## Exercise requirements
Reproduce the full listing that appears beneath this instruction exactly.

*-*-*

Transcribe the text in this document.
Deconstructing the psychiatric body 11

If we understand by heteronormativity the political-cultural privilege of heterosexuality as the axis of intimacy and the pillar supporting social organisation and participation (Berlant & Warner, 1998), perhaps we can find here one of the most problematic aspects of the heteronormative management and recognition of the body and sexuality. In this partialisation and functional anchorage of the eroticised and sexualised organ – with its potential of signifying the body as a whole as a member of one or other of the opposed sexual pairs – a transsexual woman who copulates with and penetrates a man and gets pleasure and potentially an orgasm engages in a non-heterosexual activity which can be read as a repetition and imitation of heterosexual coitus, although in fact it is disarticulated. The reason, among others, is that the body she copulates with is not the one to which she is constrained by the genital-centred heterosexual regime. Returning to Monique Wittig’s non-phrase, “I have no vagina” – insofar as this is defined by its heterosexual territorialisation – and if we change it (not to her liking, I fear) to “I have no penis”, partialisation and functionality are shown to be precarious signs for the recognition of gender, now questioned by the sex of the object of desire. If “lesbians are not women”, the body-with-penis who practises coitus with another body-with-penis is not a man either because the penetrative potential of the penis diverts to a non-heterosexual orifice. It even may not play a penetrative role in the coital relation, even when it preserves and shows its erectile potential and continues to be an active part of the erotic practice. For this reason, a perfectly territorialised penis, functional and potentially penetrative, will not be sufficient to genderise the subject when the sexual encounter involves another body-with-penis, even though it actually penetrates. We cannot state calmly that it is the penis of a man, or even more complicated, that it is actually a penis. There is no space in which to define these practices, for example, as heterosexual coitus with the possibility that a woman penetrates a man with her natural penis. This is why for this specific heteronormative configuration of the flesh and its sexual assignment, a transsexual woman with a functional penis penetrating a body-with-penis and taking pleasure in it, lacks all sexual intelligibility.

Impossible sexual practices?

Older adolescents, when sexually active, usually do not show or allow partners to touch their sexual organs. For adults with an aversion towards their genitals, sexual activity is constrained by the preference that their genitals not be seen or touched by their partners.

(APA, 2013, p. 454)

*-*-*

## Solution for this problem
Transcribe the text in this document.
Deconstructing the psychiatric body 11

If we understand by heteronormativity the political-cultural privilege of heterosexuality as the axis of intimacy and the pillar supporting social organisation and participation (Berlant & Warner, 1998), perhaps we can find here one of the most problematic aspects of the heteronormative management and recognition of the body and sexuality. In this partialisation and functional anchorage of the eroticised and sexualised organ – with its potential of signifying the body as a whole as a member of one or other of the opposed sexual pairs – a transsexual woman who copulates with and penetrates a man and gets pleasure and potentially an orgasm engages in a non-heterosexual activity which can be read as a repetition and imitation of heterosexual coitus, although in fact it is disarticulated. The reason, among others, is that the body she copulates with is not the one to which she is constrained by the genital-centred heterosexual regime. Returning to Monique Wittig’s non-phrase, “I have no vagina” – insofar as this is defined by its heterosexual territorialisation – and if we change it (not to her liking, I fear) to “I have no penis”, partialisation and functionality are shown to be precarious signs for the recognition of gender, now questioned by the sex of the object of desire. If “lesbians are not women”, the body-with-penis who practises coitus with another body-with-penis is not a man either because the penetrative potential of the penis diverts to a non-heterosexual orifice. It even may not play a penetrative role in the coital relation, even when it preserves and shows its erectile potential and continues to be an active part of the erotic practice. For this reason, a perfectly territorialised penis, functional and potentially penetrative, will not be sufficient to genderise the subject when the sexual encounter involves another body-with-penis, even though it actually penetrates. We cannot state calmly that it is the penis of a man, or even more complicated, that it is actually a penis. There is no space in which to define these practices, for example, as heterosexual coitus with the possibility that a woman penetrates a man with her natural penis. This is why for this specific heteronormative configuration of the flesh and its sexual assignment, a transsexual woman with a functional penis penetrating a body-with-penis and taking pleasure in it, lacks all sexual intelligibility.

Impossible sexual practices?

Older adolescents, when sexually active, usually do not show or allow partners to touch their sexual organs. For adults with an aversion towards their genitals, sexual activity is constrained by the preference that their genitals not be seen or touched by their partners.

(APA, 2013, p. 454)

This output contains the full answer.